*DOCUMENT EXCERPT*
“Crossing Brooklyn Ferry” Relevance

Walt Whitman’s message to the readers of the future is a powerful reminder that the people of today and the people of yesterday are eternally connected in ways more than just time. Whitman tries to convince the reader that what he sees, feels, and thinks as he takes the Brooklyn ferry to Manhattan is much the same as what others experience and what the people of the future will. He talks of the masses of people with him, the movement of the sea, the clouds, the hills of Brooklyn, the streets of Manhattan, flags of different nations, freight ships, sea-gulls, etc. These indeed should all be familiar sights to New Yorkers. People today like generations ago approach Manhattan en masse and feel feelings of romanticism. They see many of the sights, think many of the thoughts, and feel many of the feelings Whitman has at one point.

I found this poem to have very important messages. Personally, I can say myself I have had romantic ideas and feelings for the city, especially when I first approached it from the Manhattan bridge by train. It’s also hard to forget the day I walked to the city at night through the Brooklyn Bridge. Even at night there are many people.

*SOURCE MATERIAL*
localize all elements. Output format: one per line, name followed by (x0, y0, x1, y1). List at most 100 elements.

*WHAT YOU NEED TO DO*
1. In the essay on "Crossing Brooklyn Ferry," how did the writer first approach the city?
2. Echo the passage of the essay on "Crossing Brooklyn Ferry" from "I found this" to "are many people.".

*SOLUTIONS TO THE TASKS*
1. By train, from the Manhattan bridge.

2.
I found this poem to have very important messages. Personally, I can say myself I have had romantic ideas and feelings for the city, especially when I first approached it from the Manhattan bridge by train. It’s also hard to forget the day I walked to the city at night through the Brooklyn Bridge. Even at night there are many people.